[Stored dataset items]

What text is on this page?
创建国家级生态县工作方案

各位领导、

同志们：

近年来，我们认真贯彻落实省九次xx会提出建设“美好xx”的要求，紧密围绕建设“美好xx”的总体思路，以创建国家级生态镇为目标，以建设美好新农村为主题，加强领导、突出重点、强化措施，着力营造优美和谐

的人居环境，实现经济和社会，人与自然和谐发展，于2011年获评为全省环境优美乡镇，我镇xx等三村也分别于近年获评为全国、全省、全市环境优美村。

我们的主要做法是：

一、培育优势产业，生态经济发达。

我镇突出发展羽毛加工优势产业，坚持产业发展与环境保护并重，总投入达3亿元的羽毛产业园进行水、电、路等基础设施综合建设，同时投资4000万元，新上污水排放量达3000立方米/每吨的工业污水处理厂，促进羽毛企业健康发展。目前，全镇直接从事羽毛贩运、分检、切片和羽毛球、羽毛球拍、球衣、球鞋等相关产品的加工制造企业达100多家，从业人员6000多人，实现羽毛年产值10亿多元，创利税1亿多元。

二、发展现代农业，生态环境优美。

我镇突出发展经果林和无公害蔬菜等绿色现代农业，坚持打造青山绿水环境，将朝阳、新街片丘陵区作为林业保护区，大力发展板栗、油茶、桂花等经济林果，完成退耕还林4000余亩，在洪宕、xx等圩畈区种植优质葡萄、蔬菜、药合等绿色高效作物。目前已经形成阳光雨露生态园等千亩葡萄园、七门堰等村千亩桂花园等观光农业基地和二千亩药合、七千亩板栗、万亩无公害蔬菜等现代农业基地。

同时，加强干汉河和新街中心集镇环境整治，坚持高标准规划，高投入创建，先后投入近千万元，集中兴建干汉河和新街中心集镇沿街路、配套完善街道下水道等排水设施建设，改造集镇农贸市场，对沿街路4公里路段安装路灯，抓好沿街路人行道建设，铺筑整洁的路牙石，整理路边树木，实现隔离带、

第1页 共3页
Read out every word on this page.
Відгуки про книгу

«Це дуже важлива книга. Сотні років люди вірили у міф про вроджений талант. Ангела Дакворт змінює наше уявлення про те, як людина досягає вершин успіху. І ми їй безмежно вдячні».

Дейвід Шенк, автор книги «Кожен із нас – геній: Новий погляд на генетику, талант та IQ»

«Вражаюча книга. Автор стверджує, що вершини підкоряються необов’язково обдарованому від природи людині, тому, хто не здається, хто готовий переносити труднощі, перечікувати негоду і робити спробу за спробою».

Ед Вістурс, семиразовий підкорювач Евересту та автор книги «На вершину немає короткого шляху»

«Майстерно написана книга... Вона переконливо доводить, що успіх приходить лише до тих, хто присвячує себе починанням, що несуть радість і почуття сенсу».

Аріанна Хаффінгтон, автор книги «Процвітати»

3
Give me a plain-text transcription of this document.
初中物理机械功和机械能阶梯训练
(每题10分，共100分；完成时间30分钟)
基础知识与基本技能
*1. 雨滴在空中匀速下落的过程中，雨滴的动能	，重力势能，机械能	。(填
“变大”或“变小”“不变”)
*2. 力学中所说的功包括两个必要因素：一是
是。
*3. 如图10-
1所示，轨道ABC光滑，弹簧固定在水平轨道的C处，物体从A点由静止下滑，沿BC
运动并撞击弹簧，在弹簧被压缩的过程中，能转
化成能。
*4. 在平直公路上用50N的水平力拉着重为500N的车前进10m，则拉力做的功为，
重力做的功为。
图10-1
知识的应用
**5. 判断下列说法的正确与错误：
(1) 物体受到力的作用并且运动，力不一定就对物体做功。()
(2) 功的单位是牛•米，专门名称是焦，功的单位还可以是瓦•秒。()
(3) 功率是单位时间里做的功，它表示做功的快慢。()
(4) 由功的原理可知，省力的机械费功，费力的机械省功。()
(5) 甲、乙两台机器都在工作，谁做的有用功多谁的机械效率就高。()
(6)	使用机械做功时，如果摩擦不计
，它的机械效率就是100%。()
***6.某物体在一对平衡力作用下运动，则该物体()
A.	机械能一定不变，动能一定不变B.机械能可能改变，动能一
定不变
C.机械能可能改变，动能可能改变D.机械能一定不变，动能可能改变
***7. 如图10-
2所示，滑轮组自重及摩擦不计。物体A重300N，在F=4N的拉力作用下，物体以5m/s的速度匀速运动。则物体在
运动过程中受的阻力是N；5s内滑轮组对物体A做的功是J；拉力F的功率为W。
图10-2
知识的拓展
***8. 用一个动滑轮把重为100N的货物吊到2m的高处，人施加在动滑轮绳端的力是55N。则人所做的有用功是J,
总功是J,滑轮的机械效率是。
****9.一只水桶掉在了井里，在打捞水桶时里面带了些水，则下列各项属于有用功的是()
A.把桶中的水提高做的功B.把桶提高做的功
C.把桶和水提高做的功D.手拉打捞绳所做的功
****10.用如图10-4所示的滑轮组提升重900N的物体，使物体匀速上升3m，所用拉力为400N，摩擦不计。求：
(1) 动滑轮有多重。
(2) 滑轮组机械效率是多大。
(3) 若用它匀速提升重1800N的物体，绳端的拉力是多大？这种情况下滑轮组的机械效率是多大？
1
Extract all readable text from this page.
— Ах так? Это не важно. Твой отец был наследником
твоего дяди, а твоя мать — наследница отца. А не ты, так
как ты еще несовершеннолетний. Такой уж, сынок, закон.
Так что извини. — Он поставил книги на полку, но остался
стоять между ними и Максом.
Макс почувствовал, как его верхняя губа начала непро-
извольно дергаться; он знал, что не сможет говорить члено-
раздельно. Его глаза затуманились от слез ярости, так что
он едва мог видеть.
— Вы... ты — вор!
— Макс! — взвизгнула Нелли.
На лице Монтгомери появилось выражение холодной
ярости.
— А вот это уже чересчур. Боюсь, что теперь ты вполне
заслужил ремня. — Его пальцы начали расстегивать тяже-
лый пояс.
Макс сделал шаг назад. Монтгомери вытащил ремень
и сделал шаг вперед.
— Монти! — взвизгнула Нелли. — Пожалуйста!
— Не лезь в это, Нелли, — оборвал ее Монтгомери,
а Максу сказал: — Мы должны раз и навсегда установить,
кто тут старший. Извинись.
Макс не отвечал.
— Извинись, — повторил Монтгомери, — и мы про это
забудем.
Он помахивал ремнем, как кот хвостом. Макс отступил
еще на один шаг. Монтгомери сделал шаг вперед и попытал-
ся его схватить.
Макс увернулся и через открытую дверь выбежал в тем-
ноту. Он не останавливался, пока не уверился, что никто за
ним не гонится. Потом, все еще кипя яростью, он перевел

### Exercise prompt
Repeat the whole listing exactly, keeping every line intact.

### Exercise answer
What text is on this page?
创建国家级生态县工作方案

各位领导、

同志们：

近年来，我们认真贯彻落实省九次xx会提出建设“美好xx”的要求，紧密围绕建设“美好xx”的总体思路，以创建国家级生态镇为目标，以建设美好新农村为主题，加强领导、突出重点、强化措施，着力营造优美和谐

的人居环境，实现经济和社会，人与自然和谐发展，于2011年获评为全省环境优美乡镇，我镇xx等三村也分别于近年获评为全国、全省、全市环境优美村。

我们的主要做法是：

一、培育优势产业，生态经济发达。

我镇突出发展羽毛加工优势产业，坚持产业发展与环境保护并重，总投入达3亿元的羽毛产业园进行水、电、路等基础设施综合建设，同时投资4000万元，新上污水排放量达3000立方米/每吨的工业污水处理厂，促进羽毛企业健康发展。目前，全镇直接从事羽毛贩运、分检、切片和羽毛球、羽毛球拍、球衣、球鞋等相关产品的加工制造企业达100多家，从业人员6000多人，实现羽毛年产值10亿多元，创利税1亿多元。

二、发展现代农业，生态环境优美。

我镇突出发展经果林和无公害蔬菜等绿色现代农业，坚持打造青山绿水环境，将朝阳、新街片丘陵区作为林业保护区，大力发展板栗、油茶、桂花等经济林果，完成退耕还林4000余亩，在洪宕、xx等圩畈区种植优质葡萄、蔬菜、药合等绿色高效作物。目前已经形成阳光雨露生态园等千亩葡萄园、七门堰等村千亩桂花园等观光农业基地和二千亩药合、七千亩板栗、万亩无公害蔬菜等现代农业基地。

同时，加强干汉河和新街中心集镇环境整治，坚持高标准规划，高投入创建，先后投入近千万元，集中兴建干汉河和新街中心集镇沿街路、配套完善街道下水道等排水设施建设，改造集镇农贸市场，对沿街路4公里路段安装路灯，抓好沿街路人行道建设，铺筑整洁的路牙石，整理路边树木，实现隔离带、

第1页 共3页
Read out every word on this page.
Відгуки про книгу

«Це дуже важлива книга. Сотні років люди вірили у міф про вроджений талант. Ангела Дакворт змінює наше уявлення про те, як людина досягає вершин успіху. І ми їй безмежно вдячні».

Дейвід Шенк, автор книги «Кожен із нас – геній: Новий погляд на генетику, талант та IQ»

«Вражаюча книга. Автор стверджує, що вершини підкоряються необов’язково обдарованому від природи людині, тому, хто не здається, хто готовий переносити труднощі, перечікувати негоду і робити спробу за спробою».

Ед Вістурс, семиразовий підкорювач Евересту та автор книги «На вершину немає короткого шляху»

«Майстерно написана книга... Вона переконливо доводить, що успіх приходить лише до тих, хто присвячує себе починанням, що несуть радість і почуття сенсу».

Аріанна Хаффінгтон, автор книги «Процвітати»

3
Give me a plain-text transcription of this document.
初中物理机械功和机械能阶梯训练
(每题10分，共100分；完成时间30分钟)
基础知识与基本技能
*1. 雨滴在空中匀速下落的过程中，雨滴的动能	，重力势能，机械能	。(填
“变大”或“变小”“不变”)
*2. 力学中所说的功包括两个必要因素：一是
是。
*3. 如图10-
1所示，轨道ABC光滑，弹簧固定在水平轨道的C处，物体从A点由静止下滑，沿BC
运动并撞击弹簧，在弹簧被压缩的过程中，能转
化成能。
*4. 在平直公路上用50N的水平力拉着重为500N的车前进10m，则拉力做的功为，
重力做的功为。
图10-1
知识的应用
**5. 判断下列说法的正确与错误：
(1) 物体受到力的作用并且运动，力不一定就对物体做功。()
(2) 功的单位是牛•米，专门名称是焦，功的单位还可以是瓦•秒。()
(3) 功率是单位时间里做的功，它表示做功的快慢。()
(4) 由功的原理可知，省力的机械费功，费力的机械省功。()
(5) 甲、乙两台机器都在工作，谁做的有用功多谁的机械效率就高。()
(6)	使用机械做功时，如果摩擦不计
，它的机械效率就是100%。()
***6.某物体在一对平衡力作用下运动，则该物体()
A.	机械能一定不变，动能一定不变B.机械能可能改变，动能一
定不变
C.机械能可能改变，动能可能改变D.机械能一定不变，动能可能改变
***7. 如图10-
2所示，滑轮组自重及摩擦不计。物体A重300N，在F=4N的拉力作用下，物体以5m/s的速度匀速运动。则物体在
运动过程中受的阻力是N；5s内滑轮组对物体A做的功是J；拉力F的功率为W。
图10-2
知识的拓展
***8. 用一个动滑轮把重为100N的货物吊到2m的高处，人施加在动滑轮绳端的力是55N。则人所做的有用功是J,
总功是J,滑轮的机械效率是。
****9.一只水桶掉在了井里，在打捞水桶时里面带了些水，则下列各项属于有用功的是()
A.把桶中的水提高做的功B.把桶提高做的功
C.把桶和水提高做的功D.手拉打捞绳所做的功
****10.用如图10-4所示的滑轮组提升重900N的物体，使物体匀速上升3m，所用拉力为400N，摩擦不计。求：
(1) 动滑轮有多重。
(2) 滑轮组机械效率是多大。
(3) 若用它匀速提升重1800N的物体，绳端的拉力是多大？这种情况下滑轮组的机械效率是多大？
1
Extract all readable text from this page.
— Ах так? Это не важно. Твой отец был наследником
твоего дяди, а твоя мать — наследница отца. А не ты, так
как ты еще несовершеннолетний. Такой уж, сынок, закон.
Так что извини. — Он поставил книги на полку, но остался
стоять между ними и Максом.
Макс почувствовал, как его верхняя губа начала непро-
извольно дергаться; он знал, что не сможет говорить члено-
раздельно. Его глаза затуманились от слез ярости, так что
он едва мог видеть.
— Вы... ты — вор!
— Макс! — взвизгнула Нелли.
На лице Монтгомери появилось выражение холодной
ярости.
— А вот это уже чересчур. Боюсь, что теперь ты вполне
заслужил ремня. — Его пальцы начали расстегивать тяже-
лый пояс.
Макс сделал шаг назад. Монтгомери вытащил ремень
и сделал шаг вперед.
— Монти! — взвизгнула Нелли. — Пожалуйста!
— Не лезь в это, Нелли, — оборвал ее Монтгомери,
а Максу сказал: — Мы должны раз и навсегда установить,
кто тут старший. Извинись.
Макс не отвечал.
— Извинись, — повторил Монтгомери, — и мы про это
забудем.
Он помахивал ремнем, как кот хвостом. Макс отступил
еще на один шаг. Монтгомери сделал шаг вперед и попытал-
ся его схватить.
Макс увернулся и через открытую дверь выбежал в тем-
ноту. Он не останавливался, пока не уверился, что никто за
ним не гонится. Потом, все еще кипя яростью, он перевел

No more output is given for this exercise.